Sebanyak 45 anggota DPR dari 6 fraksi yang menjadi pengusul yang dimaksud Risa masih sama dengan pengusul pada Oktober 2015 lalu, yakni ada 15 orang anggota Fraksi PDIP yang mendukung revisi UU KPK, 11 orang Fraksi Nasdem, 9 orang Fraksi Golkar, 5 orang Fraksi Partai Persatuan Pembangunan (PPP), 3 orang Fraksi Hanura dan 2 orang Fraksi Partai Kebangkitan Bangsa (PKB).

Pasal-pasal yang perlu direvisi yang dimaksud Risa antara lain: pertama, penyadapan yang diatur dalam pasal 12A-12F. Dalam pasal-pasal itu disebutkan mengenai izin penyadapan dan mekanisme untuk melakukan penyadapan.

"Dari yang sudah ada kemarin, kewenangan KPK tidak ada yang dikurangi. Supaya kuat menambahkan fungsi penyadapannya dan dewan pengawas," ujar dia.

Kedua, dewan pengawas yang diatur dalam Pasal 37A-37F. Dalam ketentuan tersebut diatur mengenai pembentukan Dewan Pengawas, tugas pokok dan fungsi, syarat untuk menjadi anggota dewan pengawas serta pengangkatan dan pemberhentian anggota dewan pengawas.

"Dewan pengawas, kepada etik saja bahwa ini hanya usulan kalau ada yang dirasa kurang," ucap Risa.

Risa melanjutkan, revisi UU KPK harus sesuai dengan KUHAP, membangun sinergitas antara lembaga penegakan hukum yang lain.

‎"KPK belum baca draf terakhir, KPK hanya membaca draf yang lalu," kata Risa menanggapi penolakan pimpinan KPK pada saat RDP dengan Komisi III beberapa waktu lalu.

- - - - -

* _Instruksi Tugas_:
Tolong lanjutkan teks tentang revisi UU KPK di atas, mulai setelah kalimat terakhirnya.

Baris dari sebuah dataset:
- - - - -

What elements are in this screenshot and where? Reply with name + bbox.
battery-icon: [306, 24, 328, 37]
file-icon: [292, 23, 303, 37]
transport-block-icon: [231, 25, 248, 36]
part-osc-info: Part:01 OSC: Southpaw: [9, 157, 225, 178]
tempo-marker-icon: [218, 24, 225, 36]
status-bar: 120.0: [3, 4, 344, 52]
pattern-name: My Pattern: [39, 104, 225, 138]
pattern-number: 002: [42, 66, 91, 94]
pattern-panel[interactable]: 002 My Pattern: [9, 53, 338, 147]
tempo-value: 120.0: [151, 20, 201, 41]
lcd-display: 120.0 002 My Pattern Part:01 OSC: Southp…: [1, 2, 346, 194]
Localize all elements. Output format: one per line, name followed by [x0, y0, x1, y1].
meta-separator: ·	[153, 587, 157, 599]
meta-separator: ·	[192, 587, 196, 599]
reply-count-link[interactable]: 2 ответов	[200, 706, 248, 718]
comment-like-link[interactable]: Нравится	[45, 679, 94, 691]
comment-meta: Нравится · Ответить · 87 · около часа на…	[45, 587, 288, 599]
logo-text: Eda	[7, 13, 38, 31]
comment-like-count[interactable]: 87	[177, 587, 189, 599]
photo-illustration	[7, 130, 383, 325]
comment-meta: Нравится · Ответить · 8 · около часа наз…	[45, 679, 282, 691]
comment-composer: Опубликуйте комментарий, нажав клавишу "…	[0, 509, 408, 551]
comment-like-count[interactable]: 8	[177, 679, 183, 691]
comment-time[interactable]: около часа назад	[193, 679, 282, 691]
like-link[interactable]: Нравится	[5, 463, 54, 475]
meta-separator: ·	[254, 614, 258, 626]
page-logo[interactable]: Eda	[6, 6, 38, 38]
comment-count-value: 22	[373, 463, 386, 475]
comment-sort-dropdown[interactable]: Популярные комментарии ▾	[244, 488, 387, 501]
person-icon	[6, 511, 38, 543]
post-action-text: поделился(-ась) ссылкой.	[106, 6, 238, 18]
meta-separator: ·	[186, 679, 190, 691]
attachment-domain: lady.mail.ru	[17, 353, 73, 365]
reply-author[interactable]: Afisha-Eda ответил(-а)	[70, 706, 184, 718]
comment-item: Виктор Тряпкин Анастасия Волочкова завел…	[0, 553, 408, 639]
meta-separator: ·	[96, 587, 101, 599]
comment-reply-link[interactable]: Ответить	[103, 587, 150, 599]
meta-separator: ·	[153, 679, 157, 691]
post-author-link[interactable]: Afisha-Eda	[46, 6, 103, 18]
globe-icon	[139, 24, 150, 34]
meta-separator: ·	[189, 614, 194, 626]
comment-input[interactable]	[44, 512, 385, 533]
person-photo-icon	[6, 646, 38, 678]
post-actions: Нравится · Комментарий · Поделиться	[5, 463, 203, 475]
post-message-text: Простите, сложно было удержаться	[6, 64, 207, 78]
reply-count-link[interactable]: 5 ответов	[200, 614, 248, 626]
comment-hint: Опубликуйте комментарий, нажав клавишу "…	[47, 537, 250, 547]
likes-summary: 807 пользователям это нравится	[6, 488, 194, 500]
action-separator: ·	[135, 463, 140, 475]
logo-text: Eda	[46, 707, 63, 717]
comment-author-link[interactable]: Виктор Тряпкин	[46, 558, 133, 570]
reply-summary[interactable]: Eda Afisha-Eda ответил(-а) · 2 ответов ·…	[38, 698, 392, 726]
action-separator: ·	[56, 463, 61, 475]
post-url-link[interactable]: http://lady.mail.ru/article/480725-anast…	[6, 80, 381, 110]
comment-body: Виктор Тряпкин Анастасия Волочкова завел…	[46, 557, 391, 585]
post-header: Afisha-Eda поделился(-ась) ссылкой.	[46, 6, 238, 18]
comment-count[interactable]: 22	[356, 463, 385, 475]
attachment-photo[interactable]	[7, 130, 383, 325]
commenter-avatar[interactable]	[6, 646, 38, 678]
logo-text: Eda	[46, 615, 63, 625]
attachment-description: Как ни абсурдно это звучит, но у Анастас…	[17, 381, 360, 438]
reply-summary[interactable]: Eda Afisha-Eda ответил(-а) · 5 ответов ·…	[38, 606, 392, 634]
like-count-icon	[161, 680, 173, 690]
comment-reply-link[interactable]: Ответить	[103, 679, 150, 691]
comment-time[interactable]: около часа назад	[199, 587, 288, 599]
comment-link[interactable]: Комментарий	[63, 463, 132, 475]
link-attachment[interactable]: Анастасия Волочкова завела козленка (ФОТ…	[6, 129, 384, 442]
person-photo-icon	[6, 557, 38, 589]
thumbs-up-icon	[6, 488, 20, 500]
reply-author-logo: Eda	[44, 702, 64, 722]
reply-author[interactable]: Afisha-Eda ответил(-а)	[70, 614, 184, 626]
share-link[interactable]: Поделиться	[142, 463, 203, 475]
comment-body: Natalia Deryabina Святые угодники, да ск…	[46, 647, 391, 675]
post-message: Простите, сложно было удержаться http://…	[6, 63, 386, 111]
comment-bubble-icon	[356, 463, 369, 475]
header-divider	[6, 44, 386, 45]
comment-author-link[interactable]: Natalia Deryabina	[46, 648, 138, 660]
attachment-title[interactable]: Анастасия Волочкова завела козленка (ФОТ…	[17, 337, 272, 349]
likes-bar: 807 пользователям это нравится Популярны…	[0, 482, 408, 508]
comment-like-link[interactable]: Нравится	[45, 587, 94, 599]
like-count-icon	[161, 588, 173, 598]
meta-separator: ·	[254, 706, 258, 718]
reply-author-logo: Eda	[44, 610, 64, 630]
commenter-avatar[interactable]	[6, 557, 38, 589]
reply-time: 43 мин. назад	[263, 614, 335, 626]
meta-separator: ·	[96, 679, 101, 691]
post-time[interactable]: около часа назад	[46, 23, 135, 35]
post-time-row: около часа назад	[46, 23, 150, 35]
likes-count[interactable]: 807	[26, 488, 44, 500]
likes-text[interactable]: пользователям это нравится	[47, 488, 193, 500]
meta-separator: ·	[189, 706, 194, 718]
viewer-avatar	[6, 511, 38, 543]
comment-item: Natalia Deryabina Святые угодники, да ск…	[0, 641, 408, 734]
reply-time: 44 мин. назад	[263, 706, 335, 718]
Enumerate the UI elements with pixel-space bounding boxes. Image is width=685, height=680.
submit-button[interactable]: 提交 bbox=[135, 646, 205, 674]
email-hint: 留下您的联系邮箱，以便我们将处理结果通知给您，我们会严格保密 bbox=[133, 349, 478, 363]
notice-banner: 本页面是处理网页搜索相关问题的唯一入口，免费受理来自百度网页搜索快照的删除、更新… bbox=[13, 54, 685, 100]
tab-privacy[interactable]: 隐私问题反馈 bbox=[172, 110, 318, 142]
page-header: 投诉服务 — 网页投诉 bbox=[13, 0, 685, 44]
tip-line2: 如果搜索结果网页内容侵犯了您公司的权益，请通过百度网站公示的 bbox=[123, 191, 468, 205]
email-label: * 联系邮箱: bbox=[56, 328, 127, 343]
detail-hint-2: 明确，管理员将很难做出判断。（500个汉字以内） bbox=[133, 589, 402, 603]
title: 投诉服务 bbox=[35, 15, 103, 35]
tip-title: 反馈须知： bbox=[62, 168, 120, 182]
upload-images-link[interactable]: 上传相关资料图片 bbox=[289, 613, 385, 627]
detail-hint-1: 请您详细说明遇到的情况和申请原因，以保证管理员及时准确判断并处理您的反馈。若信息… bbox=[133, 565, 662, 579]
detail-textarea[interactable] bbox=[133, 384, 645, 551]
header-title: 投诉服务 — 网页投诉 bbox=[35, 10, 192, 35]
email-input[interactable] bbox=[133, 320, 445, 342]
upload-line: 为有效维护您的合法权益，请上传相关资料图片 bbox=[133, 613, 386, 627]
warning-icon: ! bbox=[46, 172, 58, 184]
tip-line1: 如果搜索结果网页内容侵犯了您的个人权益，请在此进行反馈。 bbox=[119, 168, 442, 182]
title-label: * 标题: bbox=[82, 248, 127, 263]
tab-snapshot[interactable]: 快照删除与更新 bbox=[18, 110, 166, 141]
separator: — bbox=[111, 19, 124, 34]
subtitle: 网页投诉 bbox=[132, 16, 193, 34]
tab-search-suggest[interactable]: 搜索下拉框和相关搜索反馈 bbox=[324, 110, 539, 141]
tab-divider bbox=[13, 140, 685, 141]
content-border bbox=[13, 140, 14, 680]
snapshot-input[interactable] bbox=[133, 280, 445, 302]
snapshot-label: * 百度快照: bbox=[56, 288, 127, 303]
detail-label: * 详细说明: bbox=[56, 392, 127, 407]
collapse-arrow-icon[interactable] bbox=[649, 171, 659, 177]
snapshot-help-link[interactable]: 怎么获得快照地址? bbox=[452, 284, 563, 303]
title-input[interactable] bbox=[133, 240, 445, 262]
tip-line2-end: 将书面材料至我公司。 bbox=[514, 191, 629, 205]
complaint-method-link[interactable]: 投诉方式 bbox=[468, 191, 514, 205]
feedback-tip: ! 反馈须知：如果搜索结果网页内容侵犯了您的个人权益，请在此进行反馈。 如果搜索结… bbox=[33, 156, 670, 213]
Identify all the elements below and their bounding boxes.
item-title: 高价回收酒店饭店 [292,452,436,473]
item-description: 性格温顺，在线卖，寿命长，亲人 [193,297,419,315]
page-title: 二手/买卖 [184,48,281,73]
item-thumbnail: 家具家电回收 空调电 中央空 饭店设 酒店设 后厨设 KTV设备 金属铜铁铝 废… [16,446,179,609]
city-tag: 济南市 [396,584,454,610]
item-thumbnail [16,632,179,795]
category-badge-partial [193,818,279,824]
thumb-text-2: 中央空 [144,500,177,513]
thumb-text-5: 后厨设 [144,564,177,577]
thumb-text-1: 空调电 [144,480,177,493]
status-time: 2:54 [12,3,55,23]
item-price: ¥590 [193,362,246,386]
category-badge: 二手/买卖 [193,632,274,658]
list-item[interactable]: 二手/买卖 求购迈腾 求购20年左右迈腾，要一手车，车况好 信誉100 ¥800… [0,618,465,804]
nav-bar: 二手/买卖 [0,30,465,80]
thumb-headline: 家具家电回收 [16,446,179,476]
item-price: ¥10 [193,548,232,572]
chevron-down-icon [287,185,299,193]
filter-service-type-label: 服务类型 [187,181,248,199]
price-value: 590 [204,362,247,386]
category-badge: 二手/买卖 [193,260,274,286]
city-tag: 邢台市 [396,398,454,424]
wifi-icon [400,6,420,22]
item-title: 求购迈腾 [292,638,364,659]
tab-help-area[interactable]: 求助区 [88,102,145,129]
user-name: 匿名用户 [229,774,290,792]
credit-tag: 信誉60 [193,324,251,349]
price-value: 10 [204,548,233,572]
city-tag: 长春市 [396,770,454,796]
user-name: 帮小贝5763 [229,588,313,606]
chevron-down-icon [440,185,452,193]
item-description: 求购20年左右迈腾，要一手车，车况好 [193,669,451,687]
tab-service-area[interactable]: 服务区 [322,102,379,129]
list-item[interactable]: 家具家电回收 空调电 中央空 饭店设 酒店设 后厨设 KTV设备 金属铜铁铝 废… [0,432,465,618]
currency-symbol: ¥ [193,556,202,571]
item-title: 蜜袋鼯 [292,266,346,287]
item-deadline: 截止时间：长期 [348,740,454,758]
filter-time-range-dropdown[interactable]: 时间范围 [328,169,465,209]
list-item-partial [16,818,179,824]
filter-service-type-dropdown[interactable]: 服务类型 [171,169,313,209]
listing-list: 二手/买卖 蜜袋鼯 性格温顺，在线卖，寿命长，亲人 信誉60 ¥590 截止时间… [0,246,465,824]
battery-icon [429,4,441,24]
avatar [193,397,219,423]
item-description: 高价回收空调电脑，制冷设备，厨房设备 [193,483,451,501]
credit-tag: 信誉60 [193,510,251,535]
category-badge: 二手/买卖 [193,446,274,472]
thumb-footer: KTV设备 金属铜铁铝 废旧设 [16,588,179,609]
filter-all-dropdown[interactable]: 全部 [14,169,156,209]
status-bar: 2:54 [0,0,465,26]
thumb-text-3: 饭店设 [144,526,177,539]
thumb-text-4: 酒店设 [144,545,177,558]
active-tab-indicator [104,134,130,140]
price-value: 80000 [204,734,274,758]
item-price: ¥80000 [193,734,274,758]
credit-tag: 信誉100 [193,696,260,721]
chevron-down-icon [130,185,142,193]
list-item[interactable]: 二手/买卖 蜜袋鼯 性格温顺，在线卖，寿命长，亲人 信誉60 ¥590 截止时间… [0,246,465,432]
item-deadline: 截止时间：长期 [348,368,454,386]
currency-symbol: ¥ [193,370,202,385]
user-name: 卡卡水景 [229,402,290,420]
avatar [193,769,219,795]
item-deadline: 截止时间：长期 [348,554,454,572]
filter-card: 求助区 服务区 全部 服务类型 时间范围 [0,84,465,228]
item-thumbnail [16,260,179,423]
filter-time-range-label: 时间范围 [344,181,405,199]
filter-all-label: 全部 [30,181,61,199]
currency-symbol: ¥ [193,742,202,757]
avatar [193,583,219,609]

- - - - -

* _Hasil_:
Risa menilai penolakan dari berbagai kalangan atas revisi UU KPK ini sangat wajar. Sebab, semua pihak selalu mendukung lembaga antirasuah ini.

"Kalau penolakan wajar ya, kita sama-sama cinta dengan institusi ini. Kalau mau perbaiki kita duduk lagi sama-sama kasih kita masukan," kata dia.

‎Ketiga, penyelidik dan penyidik yang diatur dalam Pasal 43, pasal 43A, Pasal 43B, Pasal 45, Pasal 45A dan pasal 45B. Penyelidik pada KPK sebagaimana diatur dalam pasal 43, pasal 43A, dan 43B merupakan penyelidik dari Polri yang diperbantukan pada KPK dengan masa tugas minimal 2 tahun. Selain itu, juga diatur persyaratan bagi penyelidik KPK.

"Adapun mengenai penyidik diatur dalam pasal 45, pasal 45A, dan pasal 45B, penyidik pada KPK merupakan penyidik yang diperbantukan dari Polri, Kejaksaan RI, dan penyidik Pegawai Negeri Sipil, yang diberi wewenang khusus oleh UU dengan masa tugas minimal 2 tahun. Selain itu, juga diatur persyaratan bagi penyidik KPK," jelas Risa.

Terkait dengan penyidikan dan penuntutan, katanya, KPK diberi wewenang mengeluarkan Surat Perintah Penghentian Penyidikan dan Penuntutan (SP3) dalam perkara tindak pidana korupsi.‎

"‎Ketika seseorang sudah ditetapkan Tersangka (TSK), kalau sakit atau meninggal, tidak mungkin dia punya cap sebagai tersangka. KPK kita tidak kita izinkan untuk ke semua orang," kata Risa.


Tugas Konstitusional

Wakil Ketua Baleg, Bambang Subagio menyerahkan hasil pembahasan Prolegnas kepada Wakil Ketua DPR Fadli Zon yang memimpin paripurna saat Sidang Paripurna ke-17 Masa Persidangan III tahun 2014-2019, Jakarta, Selasa (26/1/2016). (Liputan6.com/Johan Tallo)

‎Anggota Baleg DPR dari Fraksi PPP Asrul Sani mengatakan, pihaknya melakukan pembahasan revisi UU KPK ini untuk melaksanakan tugas konstitusional.

"Dalam periode ini, Komisi III telah mengadakan RDP dengan KPK, di mana salah satu materi yang dibicarakan pimpinan KPK sebelumnya zaman Ruki dan yang sekarang Agus Rahardjo. Dan KPK membutuhkan legislasi yang kuat atas UU KPK maupun penguatan revisi seluruh UU yang terkait KPK," kata Arsul.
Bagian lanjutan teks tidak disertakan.